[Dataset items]
- - - -

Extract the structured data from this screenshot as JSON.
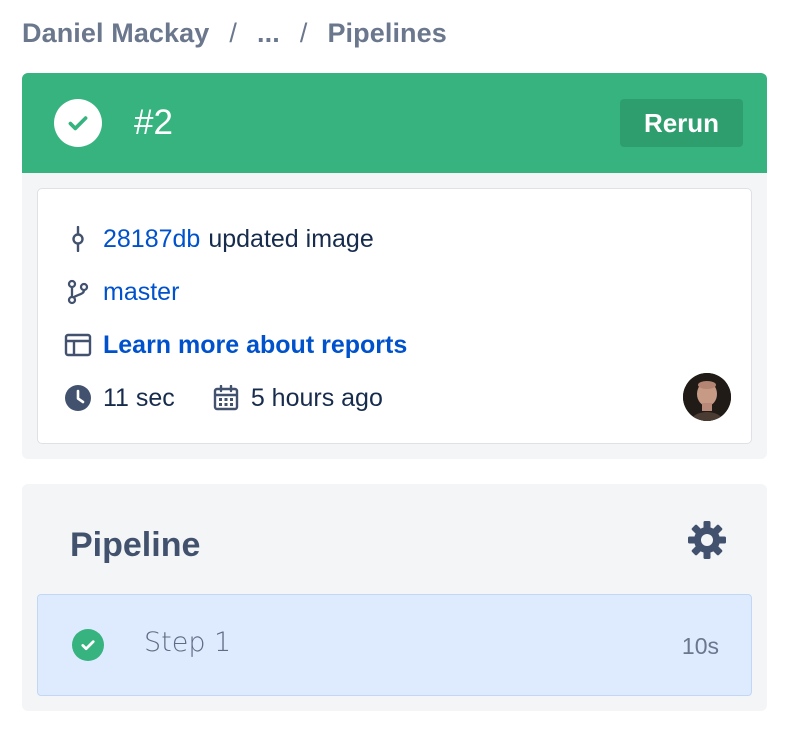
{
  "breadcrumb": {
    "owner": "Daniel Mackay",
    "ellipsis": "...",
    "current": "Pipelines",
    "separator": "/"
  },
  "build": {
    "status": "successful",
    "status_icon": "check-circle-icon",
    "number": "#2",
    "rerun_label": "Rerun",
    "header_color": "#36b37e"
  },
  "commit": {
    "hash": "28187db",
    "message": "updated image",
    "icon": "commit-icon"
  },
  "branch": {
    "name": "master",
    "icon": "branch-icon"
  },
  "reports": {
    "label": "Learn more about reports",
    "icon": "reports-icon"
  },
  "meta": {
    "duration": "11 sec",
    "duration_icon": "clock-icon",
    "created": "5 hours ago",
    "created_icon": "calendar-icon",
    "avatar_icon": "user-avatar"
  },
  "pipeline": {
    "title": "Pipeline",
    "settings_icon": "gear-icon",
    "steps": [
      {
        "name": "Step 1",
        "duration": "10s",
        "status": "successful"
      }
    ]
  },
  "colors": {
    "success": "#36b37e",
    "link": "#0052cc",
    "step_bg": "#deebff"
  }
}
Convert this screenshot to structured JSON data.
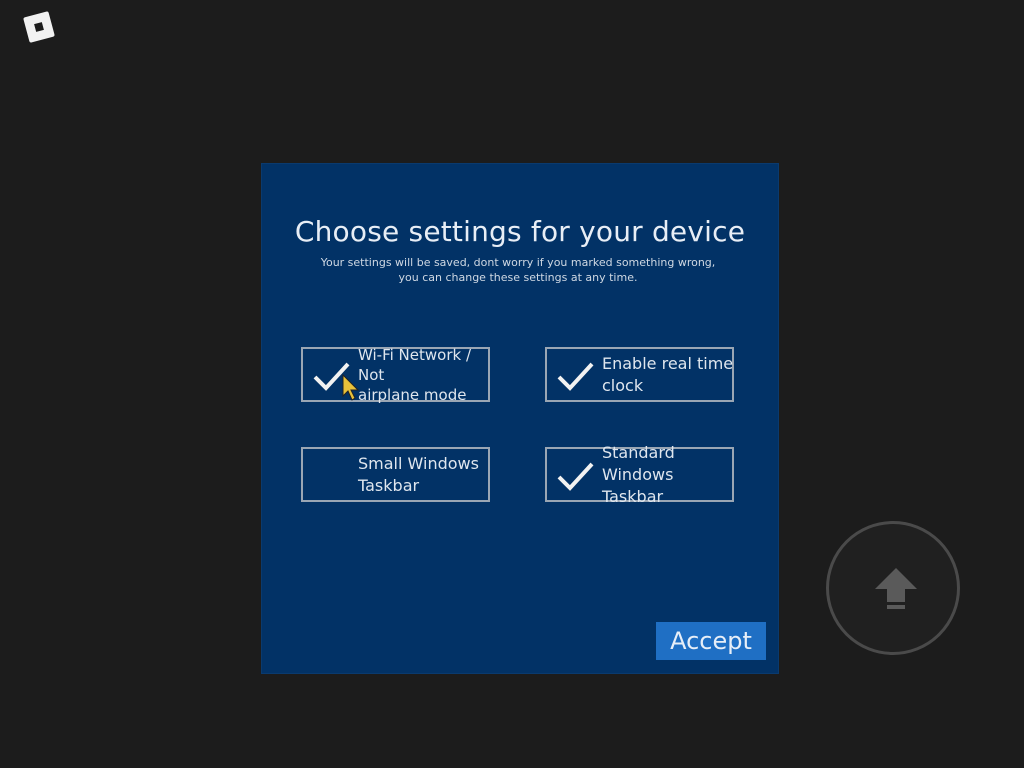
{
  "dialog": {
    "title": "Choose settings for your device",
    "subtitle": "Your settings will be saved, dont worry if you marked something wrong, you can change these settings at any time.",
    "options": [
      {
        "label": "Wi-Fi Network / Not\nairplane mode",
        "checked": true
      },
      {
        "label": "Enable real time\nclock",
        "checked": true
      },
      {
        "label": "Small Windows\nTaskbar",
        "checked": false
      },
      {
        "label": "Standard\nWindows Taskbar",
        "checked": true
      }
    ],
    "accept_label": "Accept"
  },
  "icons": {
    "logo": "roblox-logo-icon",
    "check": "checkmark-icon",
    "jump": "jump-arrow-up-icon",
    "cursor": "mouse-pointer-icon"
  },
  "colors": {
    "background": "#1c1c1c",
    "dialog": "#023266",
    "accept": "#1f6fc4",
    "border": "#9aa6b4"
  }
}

- - - -

TASK STATEMENT: Tally the lines of the listing that include "screenshot". Reply with nothing but the count.

RESPONSE TO THIS TASK: 2